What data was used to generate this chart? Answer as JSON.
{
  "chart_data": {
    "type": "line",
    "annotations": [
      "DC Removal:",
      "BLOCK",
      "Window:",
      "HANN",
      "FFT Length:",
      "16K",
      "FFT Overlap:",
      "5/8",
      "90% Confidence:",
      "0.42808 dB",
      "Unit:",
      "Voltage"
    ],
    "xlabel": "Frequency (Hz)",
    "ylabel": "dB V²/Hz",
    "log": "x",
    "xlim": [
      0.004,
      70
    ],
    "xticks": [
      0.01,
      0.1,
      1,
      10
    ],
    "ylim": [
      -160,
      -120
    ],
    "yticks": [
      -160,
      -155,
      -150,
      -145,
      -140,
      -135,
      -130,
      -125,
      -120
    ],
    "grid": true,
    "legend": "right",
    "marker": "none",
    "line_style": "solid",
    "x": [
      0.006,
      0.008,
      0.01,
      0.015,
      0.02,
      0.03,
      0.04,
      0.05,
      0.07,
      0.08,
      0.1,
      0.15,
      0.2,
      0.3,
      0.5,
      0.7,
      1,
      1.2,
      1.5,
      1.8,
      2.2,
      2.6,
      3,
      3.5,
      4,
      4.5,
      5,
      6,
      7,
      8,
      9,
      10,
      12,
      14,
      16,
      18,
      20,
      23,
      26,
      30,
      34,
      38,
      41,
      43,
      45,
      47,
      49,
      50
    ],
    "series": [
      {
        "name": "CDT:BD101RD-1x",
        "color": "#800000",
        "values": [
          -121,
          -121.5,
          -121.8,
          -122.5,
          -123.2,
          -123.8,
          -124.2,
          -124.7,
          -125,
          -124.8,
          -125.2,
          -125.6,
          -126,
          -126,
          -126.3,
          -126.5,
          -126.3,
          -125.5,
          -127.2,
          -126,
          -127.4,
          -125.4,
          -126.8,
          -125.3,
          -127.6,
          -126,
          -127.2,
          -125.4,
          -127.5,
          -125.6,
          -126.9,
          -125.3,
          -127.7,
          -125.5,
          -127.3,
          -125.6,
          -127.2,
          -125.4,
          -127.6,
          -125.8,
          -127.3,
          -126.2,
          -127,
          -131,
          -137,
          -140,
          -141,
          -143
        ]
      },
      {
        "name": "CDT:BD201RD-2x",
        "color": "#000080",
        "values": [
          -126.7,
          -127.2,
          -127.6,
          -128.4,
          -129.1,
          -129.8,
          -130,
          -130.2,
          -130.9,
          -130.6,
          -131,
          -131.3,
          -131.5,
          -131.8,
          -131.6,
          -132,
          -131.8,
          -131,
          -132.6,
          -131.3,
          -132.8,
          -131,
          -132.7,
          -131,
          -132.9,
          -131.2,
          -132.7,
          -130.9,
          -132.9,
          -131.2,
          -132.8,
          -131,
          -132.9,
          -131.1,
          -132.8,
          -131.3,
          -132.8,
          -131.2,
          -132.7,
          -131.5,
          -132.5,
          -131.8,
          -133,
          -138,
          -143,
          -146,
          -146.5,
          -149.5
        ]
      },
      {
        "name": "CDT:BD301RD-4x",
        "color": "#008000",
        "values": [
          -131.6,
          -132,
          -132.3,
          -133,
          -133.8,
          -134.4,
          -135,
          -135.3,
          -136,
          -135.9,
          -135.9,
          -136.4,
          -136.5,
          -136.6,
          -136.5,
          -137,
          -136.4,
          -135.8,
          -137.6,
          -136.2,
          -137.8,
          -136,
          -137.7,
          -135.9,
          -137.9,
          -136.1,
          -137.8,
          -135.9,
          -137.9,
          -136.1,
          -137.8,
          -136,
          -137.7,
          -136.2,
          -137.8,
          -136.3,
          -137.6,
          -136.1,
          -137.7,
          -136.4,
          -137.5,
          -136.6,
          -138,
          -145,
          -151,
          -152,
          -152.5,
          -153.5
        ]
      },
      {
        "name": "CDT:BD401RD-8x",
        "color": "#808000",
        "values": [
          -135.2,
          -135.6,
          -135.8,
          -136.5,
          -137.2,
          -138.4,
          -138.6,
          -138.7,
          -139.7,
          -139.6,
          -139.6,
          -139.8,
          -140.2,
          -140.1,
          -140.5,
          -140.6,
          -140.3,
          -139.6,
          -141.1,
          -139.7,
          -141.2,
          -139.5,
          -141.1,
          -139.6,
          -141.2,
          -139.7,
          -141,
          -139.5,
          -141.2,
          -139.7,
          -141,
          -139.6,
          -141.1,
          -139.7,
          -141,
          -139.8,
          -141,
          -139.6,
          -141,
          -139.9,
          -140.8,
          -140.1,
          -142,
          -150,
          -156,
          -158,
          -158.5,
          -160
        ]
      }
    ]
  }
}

* _WORK TO BE COMPLETED_: Find each line with the string "name" and copy it out.

* _FINAL ANSWER_:
        "name": "CDT:BD101RD-1x",
        "name": "CDT:BD201RD-2x",
        "name": "CDT:BD301RD-4x",
        "name": "CDT:BD401RD-8x",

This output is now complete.